GIVEN TASK: Pull out the items line for line, starting at the very first line and ending at the line that contains "y-tick-label: 8 [51,259,58,272]", with both of those lines included.

_ _ _ _ _

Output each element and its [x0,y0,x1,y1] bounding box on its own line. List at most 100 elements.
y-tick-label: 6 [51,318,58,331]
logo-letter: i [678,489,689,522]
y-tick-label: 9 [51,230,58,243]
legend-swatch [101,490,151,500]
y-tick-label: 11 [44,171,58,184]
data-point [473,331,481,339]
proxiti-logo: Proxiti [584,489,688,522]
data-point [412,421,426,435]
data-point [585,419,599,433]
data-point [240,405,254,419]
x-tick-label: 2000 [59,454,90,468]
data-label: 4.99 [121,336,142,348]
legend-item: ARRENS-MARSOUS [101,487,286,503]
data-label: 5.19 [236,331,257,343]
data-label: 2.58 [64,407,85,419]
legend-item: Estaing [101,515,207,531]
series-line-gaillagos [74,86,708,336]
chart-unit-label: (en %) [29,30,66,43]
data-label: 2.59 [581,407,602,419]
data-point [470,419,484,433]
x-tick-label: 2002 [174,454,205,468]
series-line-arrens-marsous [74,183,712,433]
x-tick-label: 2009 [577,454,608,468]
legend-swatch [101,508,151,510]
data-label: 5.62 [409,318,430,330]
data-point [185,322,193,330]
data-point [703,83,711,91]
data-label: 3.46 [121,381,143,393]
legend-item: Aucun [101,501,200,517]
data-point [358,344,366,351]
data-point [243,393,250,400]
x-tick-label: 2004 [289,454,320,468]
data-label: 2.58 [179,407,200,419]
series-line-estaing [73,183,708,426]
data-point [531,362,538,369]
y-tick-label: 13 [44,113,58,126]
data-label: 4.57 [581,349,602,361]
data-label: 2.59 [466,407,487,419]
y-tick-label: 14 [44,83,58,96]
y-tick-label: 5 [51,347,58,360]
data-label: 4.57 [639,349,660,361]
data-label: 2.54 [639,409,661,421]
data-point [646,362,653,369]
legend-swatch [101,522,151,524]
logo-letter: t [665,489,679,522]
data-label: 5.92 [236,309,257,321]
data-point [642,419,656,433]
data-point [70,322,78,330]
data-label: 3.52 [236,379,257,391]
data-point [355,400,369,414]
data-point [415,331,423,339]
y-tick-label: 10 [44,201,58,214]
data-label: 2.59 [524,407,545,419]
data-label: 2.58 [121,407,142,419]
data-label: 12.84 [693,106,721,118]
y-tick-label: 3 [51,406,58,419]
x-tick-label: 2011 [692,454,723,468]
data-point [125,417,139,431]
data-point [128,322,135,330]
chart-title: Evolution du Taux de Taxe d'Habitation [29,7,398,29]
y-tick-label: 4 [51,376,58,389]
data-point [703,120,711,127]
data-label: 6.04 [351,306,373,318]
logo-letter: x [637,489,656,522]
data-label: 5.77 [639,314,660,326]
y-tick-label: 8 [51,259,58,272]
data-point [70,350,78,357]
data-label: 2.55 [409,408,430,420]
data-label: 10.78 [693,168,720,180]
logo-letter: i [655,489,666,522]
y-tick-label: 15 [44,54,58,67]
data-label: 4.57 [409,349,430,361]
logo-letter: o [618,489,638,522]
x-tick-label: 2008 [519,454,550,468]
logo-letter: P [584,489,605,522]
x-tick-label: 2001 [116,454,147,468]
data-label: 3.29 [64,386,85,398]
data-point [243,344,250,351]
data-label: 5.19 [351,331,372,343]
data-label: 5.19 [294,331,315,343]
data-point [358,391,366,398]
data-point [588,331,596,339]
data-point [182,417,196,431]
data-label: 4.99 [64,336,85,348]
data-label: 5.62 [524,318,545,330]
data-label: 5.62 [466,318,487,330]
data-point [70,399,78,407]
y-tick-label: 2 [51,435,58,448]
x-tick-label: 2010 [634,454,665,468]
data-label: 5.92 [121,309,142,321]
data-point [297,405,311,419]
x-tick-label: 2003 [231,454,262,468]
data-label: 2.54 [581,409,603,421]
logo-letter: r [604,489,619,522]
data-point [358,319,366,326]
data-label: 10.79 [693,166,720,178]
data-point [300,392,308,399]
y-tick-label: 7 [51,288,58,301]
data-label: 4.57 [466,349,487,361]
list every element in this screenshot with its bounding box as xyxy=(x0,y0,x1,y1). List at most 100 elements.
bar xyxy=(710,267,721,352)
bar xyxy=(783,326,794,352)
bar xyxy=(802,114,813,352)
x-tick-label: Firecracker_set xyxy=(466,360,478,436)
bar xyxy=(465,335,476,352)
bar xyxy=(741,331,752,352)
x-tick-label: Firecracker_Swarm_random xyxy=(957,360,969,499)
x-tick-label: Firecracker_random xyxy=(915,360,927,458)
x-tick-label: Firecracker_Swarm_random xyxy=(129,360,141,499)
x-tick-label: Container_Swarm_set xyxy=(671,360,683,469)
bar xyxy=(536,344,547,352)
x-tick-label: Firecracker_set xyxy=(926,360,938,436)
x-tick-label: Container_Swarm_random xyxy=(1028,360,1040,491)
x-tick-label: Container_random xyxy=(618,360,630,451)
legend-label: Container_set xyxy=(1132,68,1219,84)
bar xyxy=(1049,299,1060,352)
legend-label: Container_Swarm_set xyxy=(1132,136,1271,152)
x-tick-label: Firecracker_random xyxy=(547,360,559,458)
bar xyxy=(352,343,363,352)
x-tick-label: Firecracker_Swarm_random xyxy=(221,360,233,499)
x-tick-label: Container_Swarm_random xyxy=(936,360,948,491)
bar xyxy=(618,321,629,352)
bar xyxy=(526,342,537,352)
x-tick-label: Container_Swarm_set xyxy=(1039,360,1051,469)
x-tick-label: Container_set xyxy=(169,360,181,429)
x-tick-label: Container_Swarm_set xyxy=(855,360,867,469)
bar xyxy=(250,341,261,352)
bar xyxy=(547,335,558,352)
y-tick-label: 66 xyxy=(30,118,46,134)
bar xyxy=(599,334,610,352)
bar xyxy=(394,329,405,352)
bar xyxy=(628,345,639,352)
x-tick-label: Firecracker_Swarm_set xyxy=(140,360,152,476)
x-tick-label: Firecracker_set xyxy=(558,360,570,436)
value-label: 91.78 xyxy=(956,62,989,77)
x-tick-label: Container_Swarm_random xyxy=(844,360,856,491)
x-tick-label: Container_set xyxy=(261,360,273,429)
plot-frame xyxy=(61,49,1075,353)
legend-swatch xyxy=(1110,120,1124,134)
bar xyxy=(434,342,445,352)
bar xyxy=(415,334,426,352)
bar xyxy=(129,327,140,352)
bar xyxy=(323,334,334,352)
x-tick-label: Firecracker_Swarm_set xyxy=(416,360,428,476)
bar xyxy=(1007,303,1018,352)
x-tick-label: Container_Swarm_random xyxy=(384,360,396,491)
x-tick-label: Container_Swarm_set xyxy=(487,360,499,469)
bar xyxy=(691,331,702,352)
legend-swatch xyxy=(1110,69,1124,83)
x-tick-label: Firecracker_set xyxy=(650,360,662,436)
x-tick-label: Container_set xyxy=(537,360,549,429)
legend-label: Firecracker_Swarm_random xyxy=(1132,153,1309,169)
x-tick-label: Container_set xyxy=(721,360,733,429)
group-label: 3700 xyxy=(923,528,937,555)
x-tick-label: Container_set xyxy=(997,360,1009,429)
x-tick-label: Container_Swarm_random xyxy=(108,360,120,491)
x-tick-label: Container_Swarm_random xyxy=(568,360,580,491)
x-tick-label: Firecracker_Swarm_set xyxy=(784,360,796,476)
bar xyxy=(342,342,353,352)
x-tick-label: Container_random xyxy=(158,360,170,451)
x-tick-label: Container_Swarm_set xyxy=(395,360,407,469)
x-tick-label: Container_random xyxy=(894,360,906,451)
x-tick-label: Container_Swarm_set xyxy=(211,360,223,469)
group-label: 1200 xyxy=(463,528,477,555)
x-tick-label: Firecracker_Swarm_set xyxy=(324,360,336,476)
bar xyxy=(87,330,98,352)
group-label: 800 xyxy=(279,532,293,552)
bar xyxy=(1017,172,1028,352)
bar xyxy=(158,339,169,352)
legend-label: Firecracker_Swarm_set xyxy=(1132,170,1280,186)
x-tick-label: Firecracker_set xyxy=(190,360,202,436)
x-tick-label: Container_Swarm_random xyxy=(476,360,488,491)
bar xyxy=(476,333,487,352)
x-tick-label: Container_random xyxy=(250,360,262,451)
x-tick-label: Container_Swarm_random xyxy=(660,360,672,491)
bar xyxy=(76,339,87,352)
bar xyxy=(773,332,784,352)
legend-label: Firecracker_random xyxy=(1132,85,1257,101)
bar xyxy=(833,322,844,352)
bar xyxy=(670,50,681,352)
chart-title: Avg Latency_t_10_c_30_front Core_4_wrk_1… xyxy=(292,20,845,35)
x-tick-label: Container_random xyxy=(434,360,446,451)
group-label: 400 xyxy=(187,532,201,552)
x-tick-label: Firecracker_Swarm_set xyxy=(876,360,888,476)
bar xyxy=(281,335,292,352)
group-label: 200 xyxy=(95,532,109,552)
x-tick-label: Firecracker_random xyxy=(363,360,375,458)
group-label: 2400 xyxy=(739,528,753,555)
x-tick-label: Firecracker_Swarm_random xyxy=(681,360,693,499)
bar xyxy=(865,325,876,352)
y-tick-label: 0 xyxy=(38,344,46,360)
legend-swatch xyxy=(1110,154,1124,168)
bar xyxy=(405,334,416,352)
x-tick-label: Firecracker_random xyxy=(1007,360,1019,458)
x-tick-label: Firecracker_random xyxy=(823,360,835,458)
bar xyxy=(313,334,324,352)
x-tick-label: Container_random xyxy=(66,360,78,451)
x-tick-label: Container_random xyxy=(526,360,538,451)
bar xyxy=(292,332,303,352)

_ _ _ _ _

CORRECT RESULT:
Output each element and its [x0,y0,x1,y1] bounding box on its own line. List at most 100 elements.
y-tick-label: 6 [51,318,58,331]
logo-letter: i [678,489,689,522]
y-tick-label: 9 [51,230,58,243]
legend-swatch [101,490,151,500]
y-tick-label: 11 [44,171,58,184]
data-point [473,331,481,339]
proxiti-logo: Proxiti [584,489,688,522]
data-point [412,421,426,435]
data-point [585,419,599,433]
data-point [240,405,254,419]
x-tick-label: 2000 [59,454,90,468]
data-label: 4.99 [121,336,142,348]
legend-item: ARRENS-MARSOUS [101,487,286,503]
data-label: 5.19 [236,331,257,343]
data-label: 2.58 [64,407,85,419]
legend-item: Estaing [101,515,207,531]
series-line-gaillagos [74,86,708,336]
chart-unit-label: (en %) [29,30,66,43]
data-label: 2.59 [581,407,602,419]
data-point [470,419,484,433]
x-tick-label: 2002 [174,454,205,468]
series-line-arrens-marsous [74,183,712,433]
x-tick-label: 2009 [577,454,608,468]
legend-swatch [101,508,151,510]
data-label: 5.62 [409,318,430,330]
data-point [185,322,193,330]
data-point [703,83,711,91]
data-label: 3.46 [121,381,143,393]
legend-item: Aucun [101,501,200,517]
data-point [358,344,366,351]
data-point [243,393,250,400]
x-tick-label: 2004 [289,454,320,468]
data-label: 2.58 [179,407,200,419]
series-line-estaing [73,183,708,426]
data-point [531,362,538,369]
y-tick-label: 13 [44,113,58,126]
data-label: 4.57 [581,349,602,361]
data-label: 2.59 [466,407,487,419]
y-tick-label: 14 [44,83,58,96]
y-tick-label: 5 [51,347,58,360]
data-label: 4.57 [639,349,660,361]
data-label: 2.54 [639,409,661,421]
data-point [646,362,653,369]
legend-swatch [101,522,151,524]
logo-letter: t [665,489,679,522]
data-label: 5.92 [236,309,257,321]
data-point [642,419,656,433]
data-point [70,322,78,330]
data-label: 3.52 [236,379,257,391]
data-point [355,400,369,414]
data-point [415,331,423,339]
y-tick-label: 10 [44,201,58,214]
data-label: 2.59 [524,407,545,419]
data-label: 2.58 [121,407,142,419]
data-label: 12.84 [693,106,721,118]
y-tick-label: 3 [51,406,58,419]
x-tick-label: 2011 [692,454,723,468]
data-point [125,417,139,431]
data-point [128,322,135,330]
chart-title: Evolution du Taux de Taxe d'Habitation [29,7,398,29]
y-tick-label: 4 [51,376,58,389]
data-point [703,120,711,127]
data-label: 6.04 [351,306,373,318]
logo-letter: x [637,489,656,522]
data-label: 5.77 [639,314,660,326]
y-tick-label: 8 [51,259,58,272]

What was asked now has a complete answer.